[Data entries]
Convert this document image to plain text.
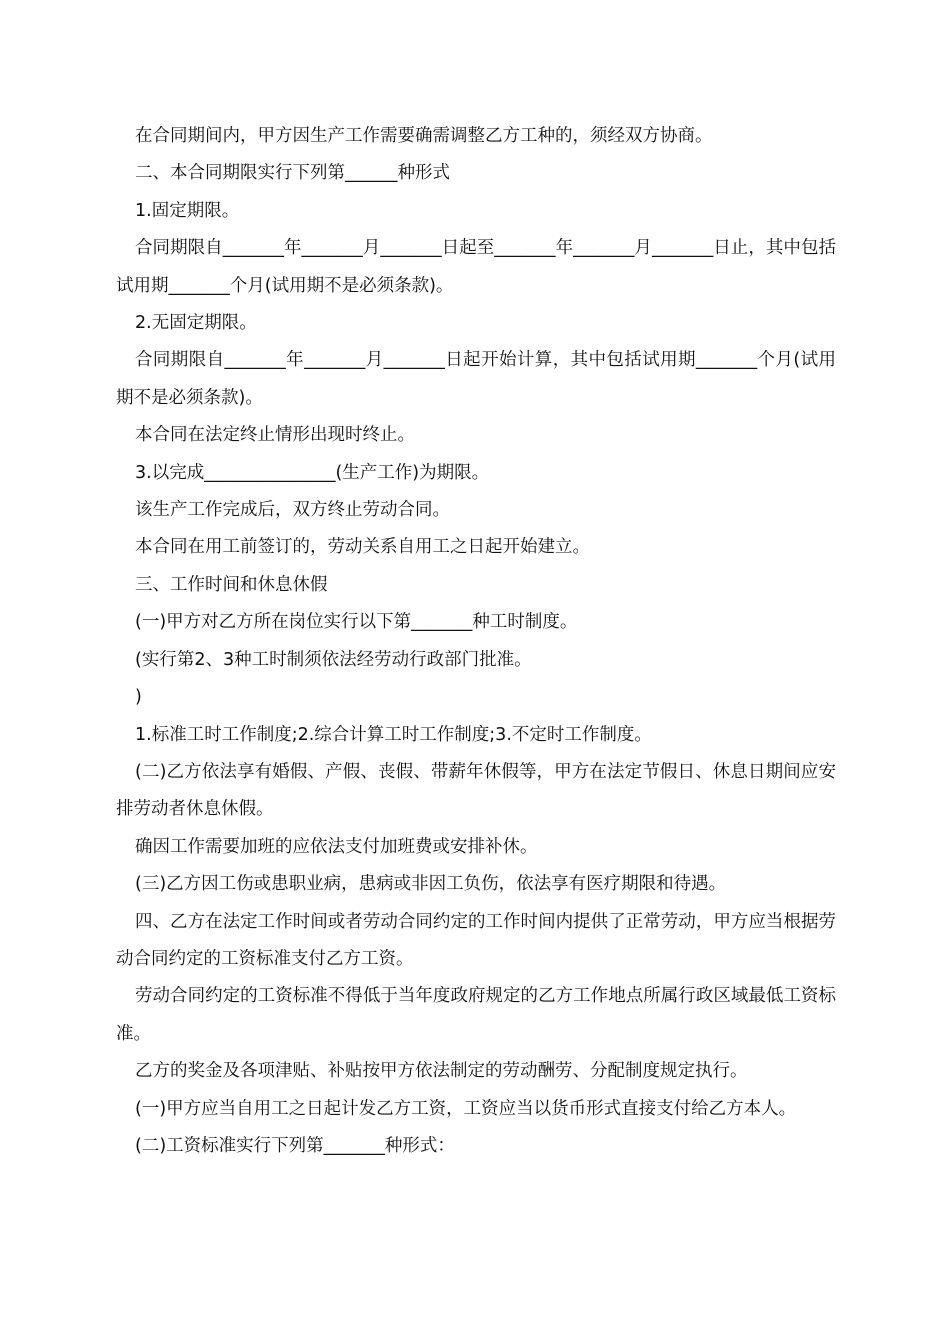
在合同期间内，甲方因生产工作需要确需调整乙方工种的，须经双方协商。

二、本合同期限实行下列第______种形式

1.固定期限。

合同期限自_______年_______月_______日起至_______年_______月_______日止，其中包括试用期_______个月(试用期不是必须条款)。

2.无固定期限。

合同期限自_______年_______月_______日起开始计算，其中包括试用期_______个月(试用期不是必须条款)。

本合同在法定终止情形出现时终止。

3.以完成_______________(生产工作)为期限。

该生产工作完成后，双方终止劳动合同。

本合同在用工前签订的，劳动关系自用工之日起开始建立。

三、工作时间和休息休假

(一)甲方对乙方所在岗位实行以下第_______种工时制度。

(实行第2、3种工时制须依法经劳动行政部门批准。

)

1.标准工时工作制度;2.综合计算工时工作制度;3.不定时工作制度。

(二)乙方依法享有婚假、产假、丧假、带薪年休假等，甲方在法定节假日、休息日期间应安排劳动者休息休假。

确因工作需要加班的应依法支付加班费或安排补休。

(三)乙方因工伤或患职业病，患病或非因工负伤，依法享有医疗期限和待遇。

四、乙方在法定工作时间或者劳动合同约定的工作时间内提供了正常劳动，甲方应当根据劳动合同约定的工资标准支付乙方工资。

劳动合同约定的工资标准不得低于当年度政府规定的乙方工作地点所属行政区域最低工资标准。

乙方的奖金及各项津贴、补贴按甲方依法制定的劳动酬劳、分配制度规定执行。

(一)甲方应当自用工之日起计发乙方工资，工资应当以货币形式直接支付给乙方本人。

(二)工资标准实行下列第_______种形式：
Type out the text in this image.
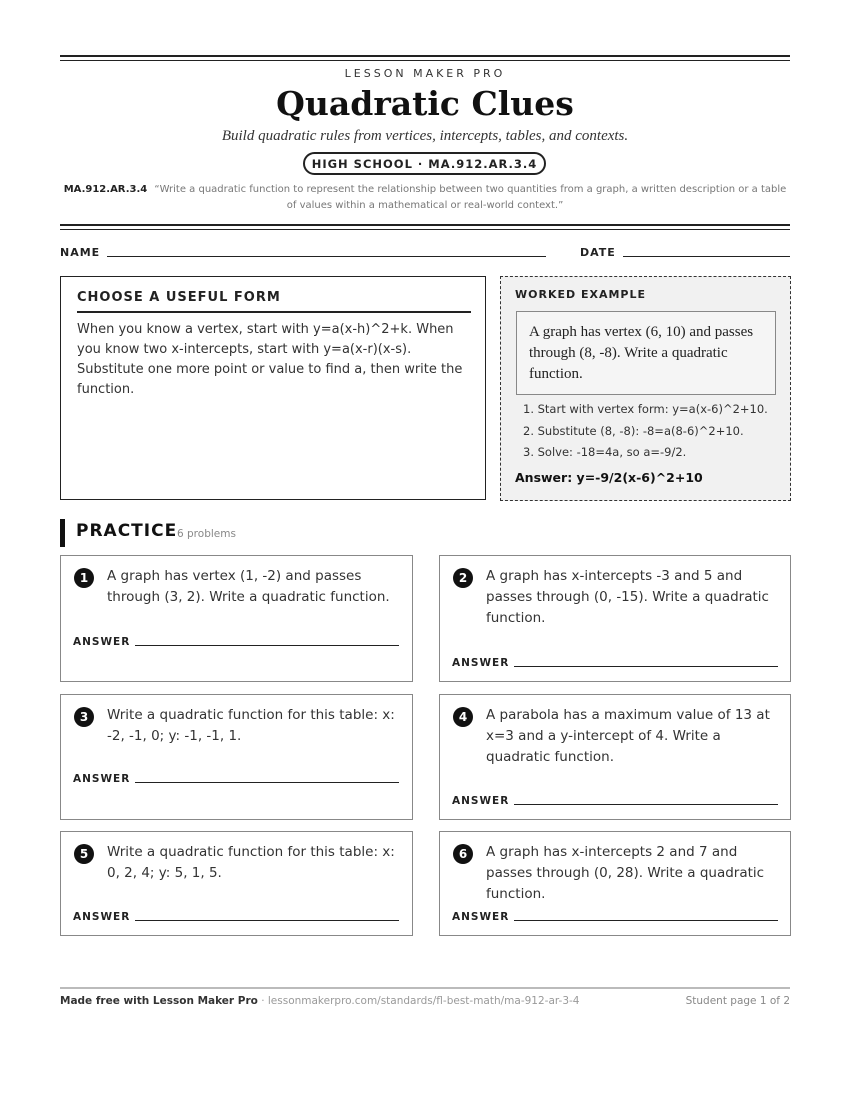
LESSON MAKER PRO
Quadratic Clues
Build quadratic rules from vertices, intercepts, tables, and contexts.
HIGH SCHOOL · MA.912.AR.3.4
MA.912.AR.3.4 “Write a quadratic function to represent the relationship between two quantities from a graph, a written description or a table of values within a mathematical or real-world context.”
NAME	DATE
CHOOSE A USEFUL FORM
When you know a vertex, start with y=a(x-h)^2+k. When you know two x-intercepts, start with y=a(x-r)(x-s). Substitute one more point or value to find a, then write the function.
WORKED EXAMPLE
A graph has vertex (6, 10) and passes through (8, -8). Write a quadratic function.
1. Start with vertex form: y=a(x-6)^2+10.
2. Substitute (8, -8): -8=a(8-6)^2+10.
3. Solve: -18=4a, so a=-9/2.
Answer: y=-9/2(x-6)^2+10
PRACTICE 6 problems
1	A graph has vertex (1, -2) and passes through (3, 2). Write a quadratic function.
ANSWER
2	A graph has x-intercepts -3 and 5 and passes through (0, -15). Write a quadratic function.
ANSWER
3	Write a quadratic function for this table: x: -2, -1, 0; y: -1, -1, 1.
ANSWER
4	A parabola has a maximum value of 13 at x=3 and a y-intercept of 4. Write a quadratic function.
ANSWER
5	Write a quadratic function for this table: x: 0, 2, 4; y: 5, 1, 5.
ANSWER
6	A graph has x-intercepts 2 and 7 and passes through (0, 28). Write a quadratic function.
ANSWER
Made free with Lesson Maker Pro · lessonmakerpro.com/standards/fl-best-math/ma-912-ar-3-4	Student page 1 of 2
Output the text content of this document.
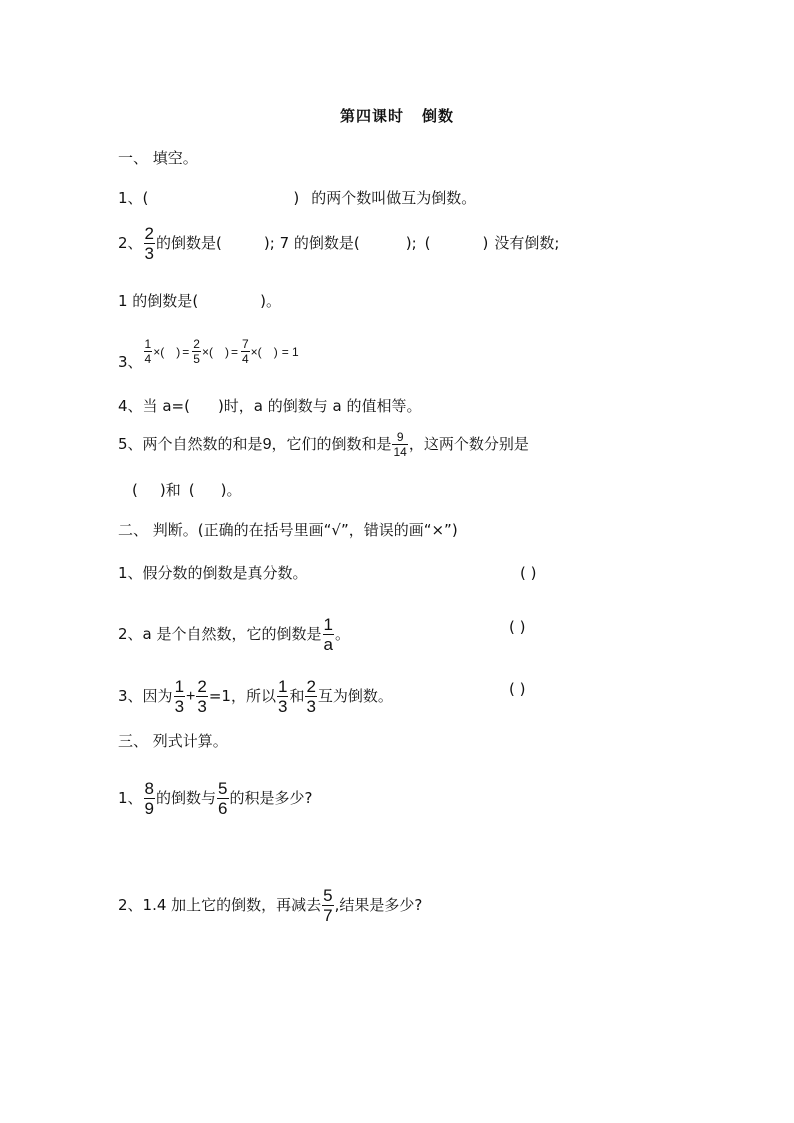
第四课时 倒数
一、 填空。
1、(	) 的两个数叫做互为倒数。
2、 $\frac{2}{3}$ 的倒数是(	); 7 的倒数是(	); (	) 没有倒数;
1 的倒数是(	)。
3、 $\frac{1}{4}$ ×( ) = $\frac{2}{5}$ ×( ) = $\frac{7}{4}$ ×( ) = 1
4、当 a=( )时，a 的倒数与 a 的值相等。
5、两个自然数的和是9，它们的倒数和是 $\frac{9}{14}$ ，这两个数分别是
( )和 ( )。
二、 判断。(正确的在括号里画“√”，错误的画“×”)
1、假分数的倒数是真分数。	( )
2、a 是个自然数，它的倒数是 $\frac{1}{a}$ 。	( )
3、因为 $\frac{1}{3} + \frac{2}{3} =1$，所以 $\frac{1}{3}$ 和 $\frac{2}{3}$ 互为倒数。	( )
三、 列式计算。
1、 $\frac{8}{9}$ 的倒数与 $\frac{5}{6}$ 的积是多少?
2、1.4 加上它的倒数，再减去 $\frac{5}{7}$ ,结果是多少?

- _DIRECTIVE_:
List each line holding the string "frac".

- _ANSWER FOR THE TASK_:
2、 $\frac{2}{3}$ 的倒数是(	); 7 的倒数是(	); (	) 没有倒数;
3、 $\frac{1}{4}$ ×( ) = $\frac{2}{5}$ ×( ) = $\frac{7}{4}$ ×( ) = 1
5、两个自然数的和是9，它们的倒数和是 $\frac{9}{14}$ ，这两个数分别是
2、a 是个自然数，它的倒数是 $\frac{1}{a}$ 。	( )
3、因为 $\frac{1}{3} + \frac{2}{3} =1$，所以 $\frac{1}{3}$ 和 $\frac{2}{3}$ 互为倒数。	( )
1、 $\frac{8}{9}$ 的倒数与 $\frac{5}{6}$ 的积是多少?
2、1.4 加上它的倒数，再减去 $\frac{5}{7}$ ,结果是多少?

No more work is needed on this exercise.